## PROBLEM DESCRIPTION
In the entries below, find each line with the word "letter" and pull it out.

## RAW DATA
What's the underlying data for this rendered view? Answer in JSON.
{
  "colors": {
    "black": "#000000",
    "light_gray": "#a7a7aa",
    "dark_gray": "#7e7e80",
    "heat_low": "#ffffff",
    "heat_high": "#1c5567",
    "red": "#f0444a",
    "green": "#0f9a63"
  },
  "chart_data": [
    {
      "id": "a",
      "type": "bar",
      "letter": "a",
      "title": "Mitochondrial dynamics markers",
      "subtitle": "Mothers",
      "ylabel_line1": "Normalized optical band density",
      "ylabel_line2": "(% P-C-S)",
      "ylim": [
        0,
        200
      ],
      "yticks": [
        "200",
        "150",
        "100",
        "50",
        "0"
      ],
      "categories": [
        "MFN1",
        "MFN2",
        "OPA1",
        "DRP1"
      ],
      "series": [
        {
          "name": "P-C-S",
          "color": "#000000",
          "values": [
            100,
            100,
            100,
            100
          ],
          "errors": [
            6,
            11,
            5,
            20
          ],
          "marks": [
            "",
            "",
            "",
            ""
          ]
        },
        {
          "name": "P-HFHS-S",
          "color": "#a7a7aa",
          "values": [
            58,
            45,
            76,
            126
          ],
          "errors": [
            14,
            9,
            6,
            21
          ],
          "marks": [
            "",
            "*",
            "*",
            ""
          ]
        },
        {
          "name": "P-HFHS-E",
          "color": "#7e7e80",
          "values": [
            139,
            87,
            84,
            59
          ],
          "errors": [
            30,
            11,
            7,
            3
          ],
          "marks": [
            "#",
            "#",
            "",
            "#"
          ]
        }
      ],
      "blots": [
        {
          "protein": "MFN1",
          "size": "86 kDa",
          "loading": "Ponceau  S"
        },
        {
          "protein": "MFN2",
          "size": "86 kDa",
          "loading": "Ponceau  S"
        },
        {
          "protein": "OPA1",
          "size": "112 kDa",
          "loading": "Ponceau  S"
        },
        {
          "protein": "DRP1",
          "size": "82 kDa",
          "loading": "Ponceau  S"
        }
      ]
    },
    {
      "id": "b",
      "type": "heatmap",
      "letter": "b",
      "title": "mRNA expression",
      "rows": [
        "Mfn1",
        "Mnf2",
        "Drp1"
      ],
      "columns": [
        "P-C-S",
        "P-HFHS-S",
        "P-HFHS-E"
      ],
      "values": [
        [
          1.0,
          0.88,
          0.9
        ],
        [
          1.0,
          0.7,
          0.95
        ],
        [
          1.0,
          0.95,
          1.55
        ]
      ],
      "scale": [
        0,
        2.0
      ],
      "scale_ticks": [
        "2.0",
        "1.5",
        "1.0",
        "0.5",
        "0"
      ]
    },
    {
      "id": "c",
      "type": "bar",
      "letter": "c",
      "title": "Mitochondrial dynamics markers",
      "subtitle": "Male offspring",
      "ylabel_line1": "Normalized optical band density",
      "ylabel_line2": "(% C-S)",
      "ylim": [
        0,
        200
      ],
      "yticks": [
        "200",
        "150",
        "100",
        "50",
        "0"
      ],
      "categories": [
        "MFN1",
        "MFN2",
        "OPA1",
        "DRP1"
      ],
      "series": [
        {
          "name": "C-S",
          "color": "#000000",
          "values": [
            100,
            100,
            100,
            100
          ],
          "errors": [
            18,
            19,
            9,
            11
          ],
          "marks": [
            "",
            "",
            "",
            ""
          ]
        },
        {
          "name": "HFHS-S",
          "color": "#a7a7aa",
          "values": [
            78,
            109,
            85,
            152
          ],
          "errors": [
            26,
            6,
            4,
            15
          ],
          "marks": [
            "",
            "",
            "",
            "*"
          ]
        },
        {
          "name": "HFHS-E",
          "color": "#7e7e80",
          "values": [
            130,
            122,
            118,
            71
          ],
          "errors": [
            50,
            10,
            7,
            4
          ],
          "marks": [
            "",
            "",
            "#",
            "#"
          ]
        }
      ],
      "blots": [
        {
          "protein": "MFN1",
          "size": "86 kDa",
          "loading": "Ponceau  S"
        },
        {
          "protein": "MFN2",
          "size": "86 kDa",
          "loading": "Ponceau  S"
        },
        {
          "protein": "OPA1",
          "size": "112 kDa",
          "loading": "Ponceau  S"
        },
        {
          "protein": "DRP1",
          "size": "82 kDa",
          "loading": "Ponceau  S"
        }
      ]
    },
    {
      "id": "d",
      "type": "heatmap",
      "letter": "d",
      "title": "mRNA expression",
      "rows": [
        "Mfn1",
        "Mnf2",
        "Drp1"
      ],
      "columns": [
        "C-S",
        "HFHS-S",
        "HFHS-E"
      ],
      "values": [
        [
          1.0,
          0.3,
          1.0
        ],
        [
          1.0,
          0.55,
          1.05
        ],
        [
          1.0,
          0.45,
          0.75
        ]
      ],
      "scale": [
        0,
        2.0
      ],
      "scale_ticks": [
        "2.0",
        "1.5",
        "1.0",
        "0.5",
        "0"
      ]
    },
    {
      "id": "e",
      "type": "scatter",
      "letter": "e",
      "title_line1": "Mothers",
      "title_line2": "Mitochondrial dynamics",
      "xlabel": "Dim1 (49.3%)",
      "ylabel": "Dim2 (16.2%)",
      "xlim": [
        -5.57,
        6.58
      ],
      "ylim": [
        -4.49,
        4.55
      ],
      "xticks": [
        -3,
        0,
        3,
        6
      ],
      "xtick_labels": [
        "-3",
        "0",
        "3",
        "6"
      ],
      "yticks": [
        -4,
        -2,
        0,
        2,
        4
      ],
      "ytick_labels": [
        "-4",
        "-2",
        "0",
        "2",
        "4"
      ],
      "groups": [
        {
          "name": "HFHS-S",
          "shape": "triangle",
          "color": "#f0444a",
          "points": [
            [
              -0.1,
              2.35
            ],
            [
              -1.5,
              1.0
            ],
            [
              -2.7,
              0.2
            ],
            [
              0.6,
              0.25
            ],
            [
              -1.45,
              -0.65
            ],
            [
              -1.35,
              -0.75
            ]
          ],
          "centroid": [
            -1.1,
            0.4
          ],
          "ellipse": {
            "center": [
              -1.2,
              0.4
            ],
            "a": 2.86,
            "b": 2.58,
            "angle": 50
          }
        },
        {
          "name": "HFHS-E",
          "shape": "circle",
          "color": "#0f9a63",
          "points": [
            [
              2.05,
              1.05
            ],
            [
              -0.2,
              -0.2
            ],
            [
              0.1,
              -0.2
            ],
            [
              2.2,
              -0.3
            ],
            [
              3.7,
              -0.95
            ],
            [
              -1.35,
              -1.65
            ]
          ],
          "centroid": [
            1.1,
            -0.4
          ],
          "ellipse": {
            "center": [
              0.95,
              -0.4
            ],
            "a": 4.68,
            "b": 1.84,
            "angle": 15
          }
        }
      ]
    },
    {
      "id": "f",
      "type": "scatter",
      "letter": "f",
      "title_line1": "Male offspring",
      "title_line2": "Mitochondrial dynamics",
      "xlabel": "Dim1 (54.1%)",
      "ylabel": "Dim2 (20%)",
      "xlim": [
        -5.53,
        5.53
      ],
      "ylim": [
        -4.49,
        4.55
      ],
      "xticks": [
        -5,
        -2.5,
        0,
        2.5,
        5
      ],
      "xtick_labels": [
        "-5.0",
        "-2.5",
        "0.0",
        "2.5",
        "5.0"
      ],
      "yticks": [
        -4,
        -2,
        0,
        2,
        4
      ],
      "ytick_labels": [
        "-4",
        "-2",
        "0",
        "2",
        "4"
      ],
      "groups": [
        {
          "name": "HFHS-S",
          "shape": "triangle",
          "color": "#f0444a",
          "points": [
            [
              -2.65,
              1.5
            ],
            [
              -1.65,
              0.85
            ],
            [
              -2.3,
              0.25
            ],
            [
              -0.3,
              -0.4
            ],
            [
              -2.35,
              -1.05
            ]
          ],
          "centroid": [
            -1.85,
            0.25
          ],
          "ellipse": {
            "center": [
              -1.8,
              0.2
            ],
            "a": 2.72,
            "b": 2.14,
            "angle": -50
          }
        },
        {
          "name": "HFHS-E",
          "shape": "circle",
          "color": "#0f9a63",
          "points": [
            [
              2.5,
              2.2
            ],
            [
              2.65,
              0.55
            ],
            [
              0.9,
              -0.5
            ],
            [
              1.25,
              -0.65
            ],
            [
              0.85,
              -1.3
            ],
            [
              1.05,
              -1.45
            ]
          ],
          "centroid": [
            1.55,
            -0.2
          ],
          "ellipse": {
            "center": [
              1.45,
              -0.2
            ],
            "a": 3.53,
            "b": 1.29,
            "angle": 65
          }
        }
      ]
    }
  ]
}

## RESULT BELOW
      "letter": "a",
      "letter": "b",
      "letter": "c",
      "letter": "d",
      "letter": "e",
      "letter": "f",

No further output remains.